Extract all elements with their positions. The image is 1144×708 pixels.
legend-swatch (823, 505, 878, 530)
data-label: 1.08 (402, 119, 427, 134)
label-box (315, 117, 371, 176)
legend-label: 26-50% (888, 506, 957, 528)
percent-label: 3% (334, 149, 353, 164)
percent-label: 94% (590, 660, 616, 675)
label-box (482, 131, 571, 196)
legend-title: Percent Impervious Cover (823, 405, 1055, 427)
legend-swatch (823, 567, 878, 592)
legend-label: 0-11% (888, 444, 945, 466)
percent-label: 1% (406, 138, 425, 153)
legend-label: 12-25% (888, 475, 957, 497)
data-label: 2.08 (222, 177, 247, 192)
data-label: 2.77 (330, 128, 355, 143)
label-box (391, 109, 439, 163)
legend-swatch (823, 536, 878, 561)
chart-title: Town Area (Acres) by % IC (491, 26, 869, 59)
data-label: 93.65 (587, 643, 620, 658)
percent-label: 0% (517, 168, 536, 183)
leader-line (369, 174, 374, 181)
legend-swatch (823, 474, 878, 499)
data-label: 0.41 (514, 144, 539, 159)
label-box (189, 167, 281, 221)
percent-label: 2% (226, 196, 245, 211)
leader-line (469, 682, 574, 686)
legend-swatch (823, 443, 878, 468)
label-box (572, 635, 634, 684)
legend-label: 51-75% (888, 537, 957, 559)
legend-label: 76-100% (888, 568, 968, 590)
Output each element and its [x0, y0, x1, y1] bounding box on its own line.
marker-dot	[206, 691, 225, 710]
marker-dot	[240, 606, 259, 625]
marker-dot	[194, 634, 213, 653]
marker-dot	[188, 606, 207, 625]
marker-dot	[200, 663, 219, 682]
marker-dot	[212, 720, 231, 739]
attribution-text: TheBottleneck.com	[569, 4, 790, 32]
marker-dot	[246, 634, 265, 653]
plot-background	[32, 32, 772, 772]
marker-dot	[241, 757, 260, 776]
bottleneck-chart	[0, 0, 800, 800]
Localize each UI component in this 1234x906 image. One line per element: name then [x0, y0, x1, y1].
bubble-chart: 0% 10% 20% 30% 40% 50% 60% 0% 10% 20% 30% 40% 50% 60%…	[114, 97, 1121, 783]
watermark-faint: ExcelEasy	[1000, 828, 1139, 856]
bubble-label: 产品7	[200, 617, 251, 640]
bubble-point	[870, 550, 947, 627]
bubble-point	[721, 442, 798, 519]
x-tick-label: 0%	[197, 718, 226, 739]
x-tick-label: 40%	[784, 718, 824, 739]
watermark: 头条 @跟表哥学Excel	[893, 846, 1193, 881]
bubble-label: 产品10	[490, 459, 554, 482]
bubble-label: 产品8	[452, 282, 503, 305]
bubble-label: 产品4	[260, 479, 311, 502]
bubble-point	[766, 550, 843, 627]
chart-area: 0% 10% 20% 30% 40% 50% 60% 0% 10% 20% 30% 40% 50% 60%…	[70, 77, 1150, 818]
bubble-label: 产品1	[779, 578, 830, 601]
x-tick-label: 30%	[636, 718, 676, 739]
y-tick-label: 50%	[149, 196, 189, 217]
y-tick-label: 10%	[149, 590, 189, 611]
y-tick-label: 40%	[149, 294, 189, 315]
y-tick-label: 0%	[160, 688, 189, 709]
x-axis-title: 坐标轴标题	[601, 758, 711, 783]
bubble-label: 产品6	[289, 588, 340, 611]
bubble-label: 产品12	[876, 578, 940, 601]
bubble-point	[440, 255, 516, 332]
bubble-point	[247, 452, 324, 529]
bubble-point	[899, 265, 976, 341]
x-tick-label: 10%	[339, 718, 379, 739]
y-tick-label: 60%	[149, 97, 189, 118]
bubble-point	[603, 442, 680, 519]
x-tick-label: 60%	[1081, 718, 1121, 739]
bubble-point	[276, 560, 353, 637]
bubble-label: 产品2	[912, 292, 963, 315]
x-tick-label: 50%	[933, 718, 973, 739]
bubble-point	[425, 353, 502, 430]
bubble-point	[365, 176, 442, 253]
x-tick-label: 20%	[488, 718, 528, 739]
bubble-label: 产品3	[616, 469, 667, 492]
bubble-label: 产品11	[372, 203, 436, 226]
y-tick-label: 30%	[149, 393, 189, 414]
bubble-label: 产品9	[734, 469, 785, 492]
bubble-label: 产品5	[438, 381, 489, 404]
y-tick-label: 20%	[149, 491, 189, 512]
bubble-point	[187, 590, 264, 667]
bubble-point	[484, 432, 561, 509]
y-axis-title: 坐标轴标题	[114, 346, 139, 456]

• **Given task**: Reproduce every line of the records above, character for character and in the same order.

• **Final result**:
Extract all elements with their positions. The image is 1144×708 pixels.
legend-swatch (823, 505, 878, 530)
data-label: 1.08 (402, 119, 427, 134)
label-box (315, 117, 371, 176)
legend-label: 26-50% (888, 506, 957, 528)
percent-label: 3% (334, 149, 353, 164)
percent-label: 94% (590, 660, 616, 675)
label-box (482, 131, 571, 196)
legend-title: Percent Impervious Cover (823, 405, 1055, 427)
legend-swatch (823, 567, 878, 592)
legend-label: 0-11% (888, 444, 945, 466)
percent-label: 1% (406, 138, 425, 153)
legend-label: 12-25% (888, 475, 957, 497)
data-label: 2.08 (222, 177, 247, 192)
data-label: 2.77 (330, 128, 355, 143)
label-box (391, 109, 439, 163)
legend-swatch (823, 536, 878, 561)
chart-title: Town Area (Acres) by % IC (491, 26, 869, 59)
data-label: 93.65 (587, 643, 620, 658)
percent-label: 0% (517, 168, 536, 183)
leader-line (369, 174, 374, 181)
legend-swatch (823, 474, 878, 499)
data-label: 0.41 (514, 144, 539, 159)
label-box (189, 167, 281, 221)
percent-label: 2% (226, 196, 245, 211)
leader-line (469, 682, 574, 686)
legend-swatch (823, 443, 878, 468)
label-box (572, 635, 634, 684)
legend-label: 51-75% (888, 537, 957, 559)
legend-label: 76-100% (888, 568, 968, 590)
Output each element and its [x0, y0, x1, y1] bounding box on its own line.
marker-dot	[206, 691, 225, 710]
marker-dot	[240, 606, 259, 625]
marker-dot	[194, 634, 213, 653]
marker-dot	[188, 606, 207, 625]
marker-dot	[200, 663, 219, 682]
marker-dot	[212, 720, 231, 739]
attribution-text: TheBottleneck.com	[569, 4, 790, 32]
marker-dot	[246, 634, 265, 653]
plot-background	[32, 32, 772, 772]
marker-dot	[241, 757, 260, 776]
bottleneck-chart	[0, 0, 800, 800]
Localize each UI component in this 1234x906 image. One line per element: name then [x0, y0, x1, y1].
bubble-chart: 0% 10% 20% 30% 40% 50% 60% 0% 10% 20% 30% 40% 50% 60%…	[114, 97, 1121, 783]
watermark-faint: ExcelEasy	[1000, 828, 1139, 856]
bubble-label: 产品7	[200, 617, 251, 640]
bubble-point	[870, 550, 947, 627]
bubble-point	[721, 442, 798, 519]
x-tick-label: 0%	[197, 718, 226, 739]
x-tick-label: 40%	[784, 718, 824, 739]
watermark: 头条 @跟表哥学Excel	[893, 846, 1193, 881]
bubble-label: 产品10	[490, 459, 554, 482]
bubble-label: 产品8	[452, 282, 503, 305]
bubble-label: 产品4	[260, 479, 311, 502]
bubble-point	[766, 550, 843, 627]
chart-area: 0% 10% 20% 30% 40% 50% 60% 0% 10% 20% 30% 40% 50% 60%…	[70, 77, 1150, 818]
bubble-label: 产品1	[779, 578, 830, 601]
x-tick-label: 30%	[636, 718, 676, 739]
y-tick-label: 50%	[149, 196, 189, 217]
y-tick-label: 10%	[149, 590, 189, 611]
y-tick-label: 40%	[149, 294, 189, 315]
y-tick-label: 0%	[160, 688, 189, 709]
x-axis-title: 坐标轴标题	[601, 758, 711, 783]
bubble-label: 产品6	[289, 588, 340, 611]
bubble-label: 产品12	[876, 578, 940, 601]
bubble-point	[440, 255, 516, 332]
bubble-point	[247, 452, 324, 529]
bubble-point	[899, 265, 976, 341]
x-tick-label: 10%	[339, 718, 379, 739]
y-tick-label: 60%	[149, 97, 189, 118]
bubble-point	[603, 442, 680, 519]
x-tick-label: 60%	[1081, 718, 1121, 739]
bubble-point	[276, 560, 353, 637]
bubble-label: 产品2	[912, 292, 963, 315]
x-tick-label: 50%	[933, 718, 973, 739]
bubble-point	[425, 353, 502, 430]
bubble-point	[365, 176, 442, 253]
x-tick-label: 20%	[488, 718, 528, 739]
bubble-label: 产品3	[616, 469, 667, 492]
bubble-label: 产品11	[372, 203, 436, 226]
y-tick-label: 30%	[149, 393, 189, 414]
bubble-label: 产品9	[734, 469, 785, 492]
bubble-label: 产品5	[438, 381, 489, 404]
y-tick-label: 20%	[149, 491, 189, 512]
bubble-point	[187, 590, 264, 667]
bubble-point	[484, 432, 561, 509]
y-axis-title: 坐标轴标题	[114, 346, 139, 456]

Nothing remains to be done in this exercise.